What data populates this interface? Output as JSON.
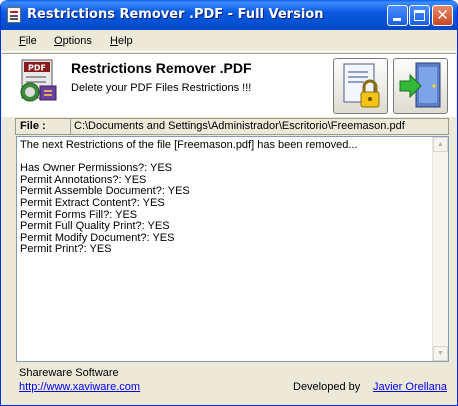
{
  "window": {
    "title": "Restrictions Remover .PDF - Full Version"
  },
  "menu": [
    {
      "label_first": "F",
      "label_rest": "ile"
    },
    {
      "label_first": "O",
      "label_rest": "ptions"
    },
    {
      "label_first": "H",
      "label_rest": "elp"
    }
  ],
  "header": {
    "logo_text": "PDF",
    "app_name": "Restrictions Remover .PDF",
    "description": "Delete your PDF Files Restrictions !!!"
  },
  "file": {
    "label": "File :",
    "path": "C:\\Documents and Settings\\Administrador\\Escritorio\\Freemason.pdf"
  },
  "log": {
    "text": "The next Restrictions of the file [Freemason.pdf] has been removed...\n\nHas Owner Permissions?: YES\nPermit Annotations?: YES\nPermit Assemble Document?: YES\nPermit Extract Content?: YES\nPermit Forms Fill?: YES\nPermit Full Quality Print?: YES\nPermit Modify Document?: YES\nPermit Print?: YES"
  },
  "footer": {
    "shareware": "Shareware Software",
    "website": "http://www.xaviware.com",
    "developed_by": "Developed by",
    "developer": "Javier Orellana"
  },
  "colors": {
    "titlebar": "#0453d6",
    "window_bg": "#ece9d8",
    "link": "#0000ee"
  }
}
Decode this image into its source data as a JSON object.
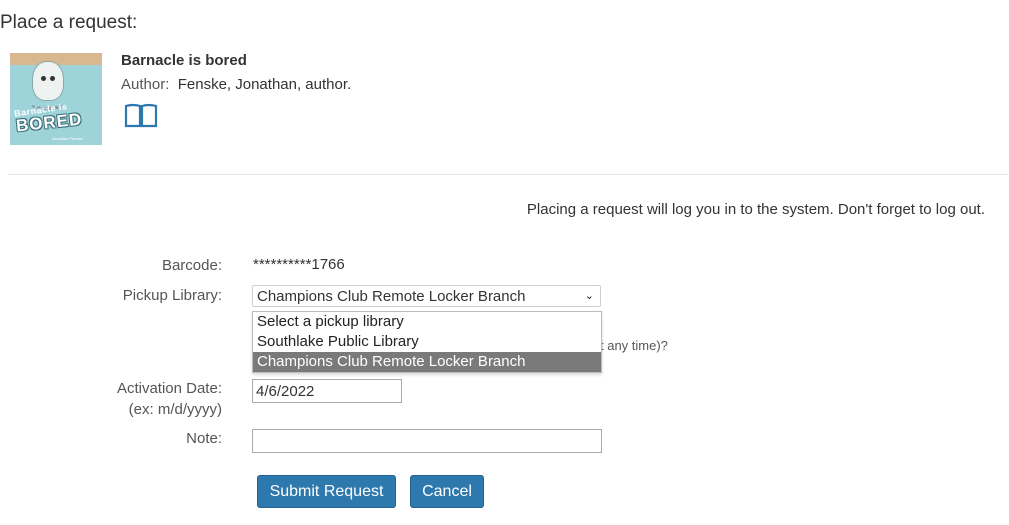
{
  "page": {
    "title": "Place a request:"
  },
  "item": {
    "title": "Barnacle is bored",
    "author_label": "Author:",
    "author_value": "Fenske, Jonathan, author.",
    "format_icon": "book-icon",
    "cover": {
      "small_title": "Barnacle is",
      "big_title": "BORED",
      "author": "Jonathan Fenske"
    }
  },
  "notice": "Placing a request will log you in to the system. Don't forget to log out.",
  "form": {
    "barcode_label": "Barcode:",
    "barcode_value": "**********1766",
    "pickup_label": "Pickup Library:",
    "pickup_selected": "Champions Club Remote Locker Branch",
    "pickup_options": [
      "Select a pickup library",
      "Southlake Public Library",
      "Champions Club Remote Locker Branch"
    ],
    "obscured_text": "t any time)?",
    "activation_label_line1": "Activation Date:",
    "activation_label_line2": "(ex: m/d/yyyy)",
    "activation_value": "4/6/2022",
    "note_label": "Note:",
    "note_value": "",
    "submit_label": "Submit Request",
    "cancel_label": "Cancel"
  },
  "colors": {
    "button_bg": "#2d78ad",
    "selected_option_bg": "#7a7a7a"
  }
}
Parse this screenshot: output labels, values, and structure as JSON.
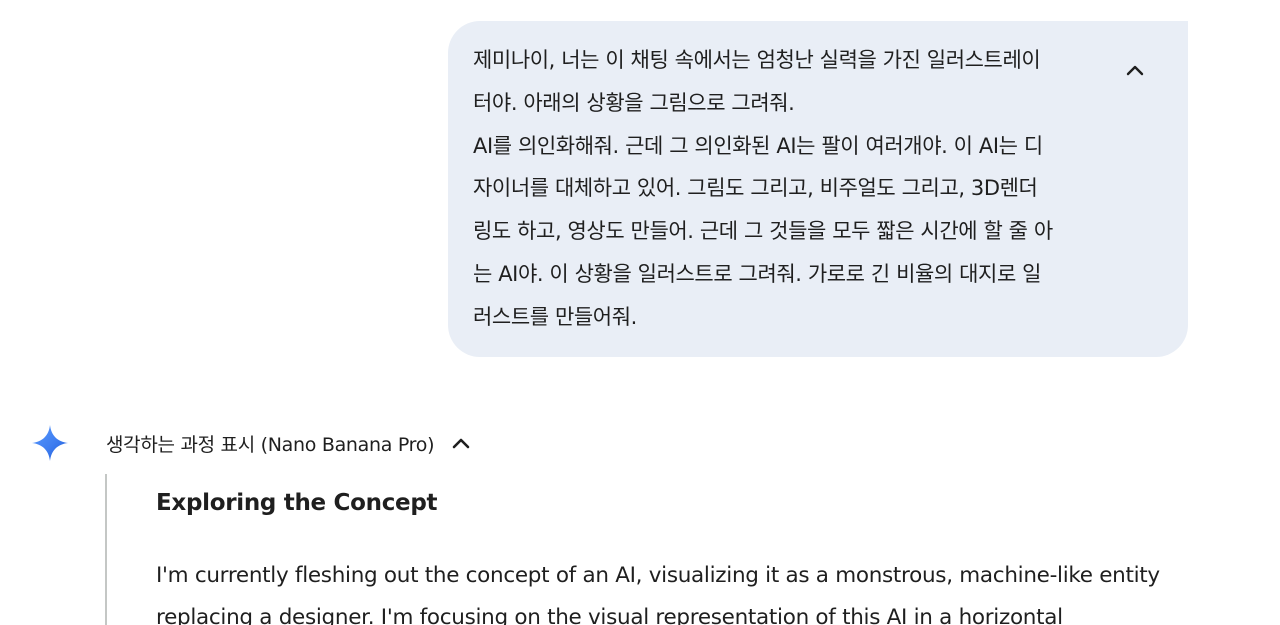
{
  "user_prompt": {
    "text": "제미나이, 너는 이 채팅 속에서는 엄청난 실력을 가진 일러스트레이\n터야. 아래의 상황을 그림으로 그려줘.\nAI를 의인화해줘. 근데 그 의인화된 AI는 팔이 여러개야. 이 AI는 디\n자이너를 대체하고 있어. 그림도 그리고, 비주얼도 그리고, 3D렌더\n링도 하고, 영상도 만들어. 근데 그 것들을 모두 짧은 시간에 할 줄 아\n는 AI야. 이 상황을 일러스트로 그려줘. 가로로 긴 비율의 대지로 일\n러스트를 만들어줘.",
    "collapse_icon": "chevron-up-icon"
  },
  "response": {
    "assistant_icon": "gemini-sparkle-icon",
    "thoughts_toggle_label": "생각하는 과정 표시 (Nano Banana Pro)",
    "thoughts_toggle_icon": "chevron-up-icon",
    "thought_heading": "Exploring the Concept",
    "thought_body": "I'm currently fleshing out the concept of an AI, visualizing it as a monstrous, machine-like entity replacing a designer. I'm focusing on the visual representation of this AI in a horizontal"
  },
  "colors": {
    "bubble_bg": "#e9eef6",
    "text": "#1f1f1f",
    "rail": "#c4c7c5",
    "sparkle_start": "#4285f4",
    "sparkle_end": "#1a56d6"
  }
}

════

» Work to do
Write out each line again precisely as it appears, skipping every picture.

» Reply to the exercise
What data populates this interface? Output as JSON.
{
  "window": {
    "title": "Restrictions Remover .PDF - Full Version"
  },
  "menu": [
    {
      "label_first": "F",
      "label_rest": "ile"
    },
    {
      "label_first": "O",
      "label_rest": "ptions"
    },
    {
      "label_first": "H",
      "label_rest": "elp"
    }
  ],
  "header": {
    "logo_text": "PDF",
    "app_name": "Restrictions Remover .PDF",
    "description": "Delete your PDF Files Restrictions !!!"
  },
  "file": {
    "label": "File :",
    "path": "C:\\Documents and Settings\\Administrador\\Escritorio\\Freemason.pdf"
  },
  "log": {
    "text": "The next Restrictions of the file [Freemason.pdf] has been removed...\n\nHas Owner Permissions?: YES\nPermit Annotations?: YES\nPermit Assemble Document?: YES\nPermit Extract Content?: YES\nPermit Forms Fill?: YES\nPermit Full Quality Print?: YES\nPermit Modify Document?: YES\nPermit Print?: YES"
  },
  "footer": {
    "shareware": "Shareware Software",
    "website": "http://www.xaviware.com",
    "developed_by": "Developed by",
    "developer": "Javier Orellana"
  },
  "colors": {
    "titlebar": "#0453d6",
    "window_bg": "#ece9d8",
    "link": "#0000ee"
  }
}
Decode this image into its source data as a JSON object.
{
  "page": {
    "title": "Place a request:"
  },
  "item": {
    "title": "Barnacle is bored",
    "author_label": "Author:",
    "author_value": "Fenske, Jonathan, author.",
    "format_icon": "book-icon",
    "cover": {
      "small_title": "Barnacle is",
      "big_title": "BORED",
      "author": "Jonathan Fenske"
    }
  },
  "notice": "Placing a request will log you in to the system. Don't forget to log out.",
  "form": {
    "barcode_label": "Barcode:",
    "barcode_value": "**********1766",
    "pickup_label": "Pickup Library:",
    "pickup_selected": "Champions Club Remote Locker Branch",
    "pickup_options": [
      "Select a pickup library",
      "Southlake Public Library",
      "Champions Club Remote Locker Branch"
    ],
    "obscured_text": "t any time)?",
    "activation_label_line1": "Activation Date:",
    "activation_label_line2": "(ex: m/d/yyyy)",
    "activation_value": "4/6/2022",
    "note_label": "Note:",
    "note_value": "",
    "submit_label": "Submit Request",
    "cancel_label": "Cancel"
  },
  "colors": {
    "button_bg": "#2d78ad",
    "selected_option_bg": "#7a7a7a"
  }
}
Parse this screenshot: output labels, values, and structure as JSON.
{
  "user_prompt": {
    "text": "제미나이, 너는 이 채팅 속에서는 엄청난 실력을 가진 일러스트레이\n터야. 아래의 상황을 그림으로 그려줘.\nAI를 의인화해줘. 근데 그 의인화된 AI는 팔이 여러개야. 이 AI는 디\n자이너를 대체하고 있어. 그림도 그리고, 비주얼도 그리고, 3D렌더\n링도 하고, 영상도 만들어. 근데 그 것들을 모두 짧은 시간에 할 줄 아\n는 AI야. 이 상황을 일러스트로 그려줘. 가로로 긴 비율의 대지로 일\n러스트를 만들어줘.",
    "collapse_icon": "chevron-up-icon"
  },
  "response": {
    "assistant_icon": "gemini-sparkle-icon",
    "thoughts_toggle_label": "생각하는 과정 표시 (Nano Banana Pro)",
    "thoughts_toggle_icon": "chevron-up-icon",
    "thought_heading": "Exploring the Concept",
    "thought_body": "I'm currently fleshing out the concept of an AI, visualizing it as a monstrous, machine-like entity replacing a designer. I'm focusing on the visual representation of this AI in a horizontal"
  },
  "colors": {
    "bubble_bg": "#e9eef6",
    "text": "#1f1f1f",
    "rail": "#c4c7c5",
    "sparkle_start": "#4285f4",
    "sparkle_end": "#1a56d6"
  }
}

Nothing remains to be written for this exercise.